● WHAT IS EXPECTED
Retype all of the data. Every line must match exactly.

[Collected data entries]
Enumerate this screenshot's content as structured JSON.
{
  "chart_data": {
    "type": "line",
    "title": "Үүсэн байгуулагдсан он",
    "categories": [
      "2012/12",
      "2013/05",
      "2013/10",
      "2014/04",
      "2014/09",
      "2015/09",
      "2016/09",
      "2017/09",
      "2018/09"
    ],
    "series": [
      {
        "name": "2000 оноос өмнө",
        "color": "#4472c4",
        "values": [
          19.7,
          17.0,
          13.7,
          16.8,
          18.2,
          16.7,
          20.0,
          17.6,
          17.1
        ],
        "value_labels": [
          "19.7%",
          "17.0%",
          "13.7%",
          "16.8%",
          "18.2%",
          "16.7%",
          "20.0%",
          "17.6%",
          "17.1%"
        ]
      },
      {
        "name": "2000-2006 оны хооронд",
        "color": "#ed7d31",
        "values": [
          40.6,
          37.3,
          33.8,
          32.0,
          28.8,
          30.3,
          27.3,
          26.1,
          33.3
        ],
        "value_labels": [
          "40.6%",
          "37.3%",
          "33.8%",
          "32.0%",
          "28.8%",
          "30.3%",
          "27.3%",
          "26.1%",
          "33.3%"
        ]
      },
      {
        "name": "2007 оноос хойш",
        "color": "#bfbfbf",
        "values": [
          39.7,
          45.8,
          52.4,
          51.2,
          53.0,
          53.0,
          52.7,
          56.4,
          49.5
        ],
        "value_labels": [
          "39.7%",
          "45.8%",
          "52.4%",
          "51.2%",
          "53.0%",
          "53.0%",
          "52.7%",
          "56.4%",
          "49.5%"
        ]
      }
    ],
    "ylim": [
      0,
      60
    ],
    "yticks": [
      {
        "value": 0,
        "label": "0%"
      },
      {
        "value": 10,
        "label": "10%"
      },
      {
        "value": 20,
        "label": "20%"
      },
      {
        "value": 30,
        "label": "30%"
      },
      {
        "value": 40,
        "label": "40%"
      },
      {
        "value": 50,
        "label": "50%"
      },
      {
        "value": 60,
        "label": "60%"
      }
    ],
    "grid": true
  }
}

● RESULT FOR THIS EXERCISE
Enumerate this screenshot's content as structured JSON.
{
  "chart_data": {
    "type": "line",
    "title": "Үүсэн байгуулагдсан он",
    "categories": [
      "2012/12",
      "2013/05",
      "2013/10",
      "2014/04",
      "2014/09",
      "2015/09",
      "2016/09",
      "2017/09",
      "2018/09"
    ],
    "series": [
      {
        "name": "2000 оноос өмнө",
        "color": "#4472c4",
        "values": [
          19.7,
          17.0,
          13.7,
          16.8,
          18.2,
          16.7,
          20.0,
          17.6,
          17.1
        ],
        "value_labels": [
          "19.7%",
          "17.0%",
          "13.7%",
          "16.8%",
          "18.2%",
          "16.7%",
          "20.0%",
          "17.6%",
          "17.1%"
        ]
      },
      {
        "name": "2000-2006 оны хооронд",
        "color": "#ed7d31",
        "values": [
          40.6,
          37.3,
          33.8,
          32.0,
          28.8,
          30.3,
          27.3,
          26.1,
          33.3
        ],
        "value_labels": [
          "40.6%",
          "37.3%",
          "33.8%",
          "32.0%",
          "28.8%",
          "30.3%",
          "27.3%",
          "26.1%",
          "33.3%"
        ]
      },
      {
        "name": "2007 оноос хойш",
        "color": "#bfbfbf",
        "values": [
          39.7,
          45.8,
          52.4,
          51.2,
          53.0,
          53.0,
          52.7,
          56.4,
          49.5
        ],
        "value_labels": [
          "39.7%",
          "45.8%",
          "52.4%",
          "51.2%",
          "53.0%",
          "53.0%",
          "52.7%",
          "56.4%",
          "49.5%"
        ]
      }
    ],
    "ylim": [
      0,
      60
    ],
    "yticks": [
      {
        "value": 0,
        "label": "0%"
      },
      {
        "value": 10,
        "label": "10%"
      },
      {
        "value": 20,
        "label": "20%"
      },
      {
        "value": 30,
        "label": "30%"
      },
      {
        "value": 40,
        "label": "40%"
      },
      {
        "value": 50,
        "label": "50%"
      },
      {
        "value": 60,
        "label": "60%"
      }
    ],
    "grid": true
  }
}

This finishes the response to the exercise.